▸ **Given instruction**
Restate the records in their entirety, word for word.

[Data entries for graphics]
══════

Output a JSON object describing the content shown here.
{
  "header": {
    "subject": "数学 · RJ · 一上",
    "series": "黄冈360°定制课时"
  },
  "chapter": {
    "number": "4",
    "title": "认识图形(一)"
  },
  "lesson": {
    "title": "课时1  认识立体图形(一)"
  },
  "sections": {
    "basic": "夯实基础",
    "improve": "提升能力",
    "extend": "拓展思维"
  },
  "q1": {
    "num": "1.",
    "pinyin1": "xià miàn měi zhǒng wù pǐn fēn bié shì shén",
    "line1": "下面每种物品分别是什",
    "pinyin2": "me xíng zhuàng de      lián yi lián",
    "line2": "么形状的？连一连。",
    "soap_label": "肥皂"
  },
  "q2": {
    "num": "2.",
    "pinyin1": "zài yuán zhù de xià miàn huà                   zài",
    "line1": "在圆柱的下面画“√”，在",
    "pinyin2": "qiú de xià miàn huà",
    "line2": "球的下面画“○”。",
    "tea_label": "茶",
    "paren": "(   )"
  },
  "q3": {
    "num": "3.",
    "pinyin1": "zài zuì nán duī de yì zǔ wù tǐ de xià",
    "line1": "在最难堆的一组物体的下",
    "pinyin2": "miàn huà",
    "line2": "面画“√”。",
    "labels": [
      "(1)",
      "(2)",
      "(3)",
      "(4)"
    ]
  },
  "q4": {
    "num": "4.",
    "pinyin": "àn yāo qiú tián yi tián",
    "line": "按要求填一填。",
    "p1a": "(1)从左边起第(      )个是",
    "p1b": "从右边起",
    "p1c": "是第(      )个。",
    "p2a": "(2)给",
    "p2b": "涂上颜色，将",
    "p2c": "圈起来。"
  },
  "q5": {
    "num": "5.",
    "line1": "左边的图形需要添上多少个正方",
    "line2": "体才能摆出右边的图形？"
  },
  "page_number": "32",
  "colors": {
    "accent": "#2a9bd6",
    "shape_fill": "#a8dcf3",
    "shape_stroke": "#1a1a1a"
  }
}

══════

▸ **Written response**
Output a JSON object describing the content shown here.
{
  "header": {
    "subject": "数学 · RJ · 一上",
    "series": "黄冈360°定制课时"
  },
  "chapter": {
    "number": "4",
    "title": "认识图形(一)"
  },
  "lesson": {
    "title": "课时1  认识立体图形(一)"
  },
  "sections": {
    "basic": "夯实基础",
    "improve": "提升能力",
    "extend": "拓展思维"
  },
  "q1": {
    "num": "1.",
    "pinyin1": "xià miàn měi zhǒng wù pǐn fēn bié shì shén",
    "line1": "下面每种物品分别是什",
    "pinyin2": "me xíng zhuàng de      lián yi lián",
    "line2": "么形状的？连一连。",
    "soap_label": "肥皂"
  },
  "q2": {
    "num": "2.",
    "pinyin1": "zài yuán zhù de xià miàn huà                   zài",
    "line1": "在圆柱的下面画“√”，在",
    "pinyin2": "qiú de xià miàn huà",
    "line2": "球的下面画“○”。",
    "tea_label": "茶",
    "paren": "(   )"
  },
  "q3": {
    "num": "3.",
    "pinyin1": "zài zuì nán duī de yì zǔ wù tǐ de xià",
    "line1": "在最难堆的一组物体的下",
    "pinyin2": "miàn huà",
    "line2": "面画“√”。",
    "labels": [
      "(1)",
      "(2)",
      "(3)",
      "(4)"
    ]
  },
  "q4": {
    "num": "4.",
    "pinyin": "àn yāo qiú tián yi tián",
    "line": "按要求填一填。",
    "p1a": "(1)从左边起第(      )个是",
    "p1b": "从右边起",
    "p1c": "是第(      )个。",
    "p2a": "(2)给",
    "p2b": "涂上颜色，将",
    "p2c": "圈起来。"
  },
  "q5": {
    "num": "5.",
    "line1": "左边的图形需要添上多少个正方",
    "line2": "体才能摆出右边的图形？"
  },
  "page_number": "32",
  "colors": {
    "accent": "#2a9bd6",
    "shape_fill": "#a8dcf3",
    "shape_stroke": "#1a1a1a"
  }
}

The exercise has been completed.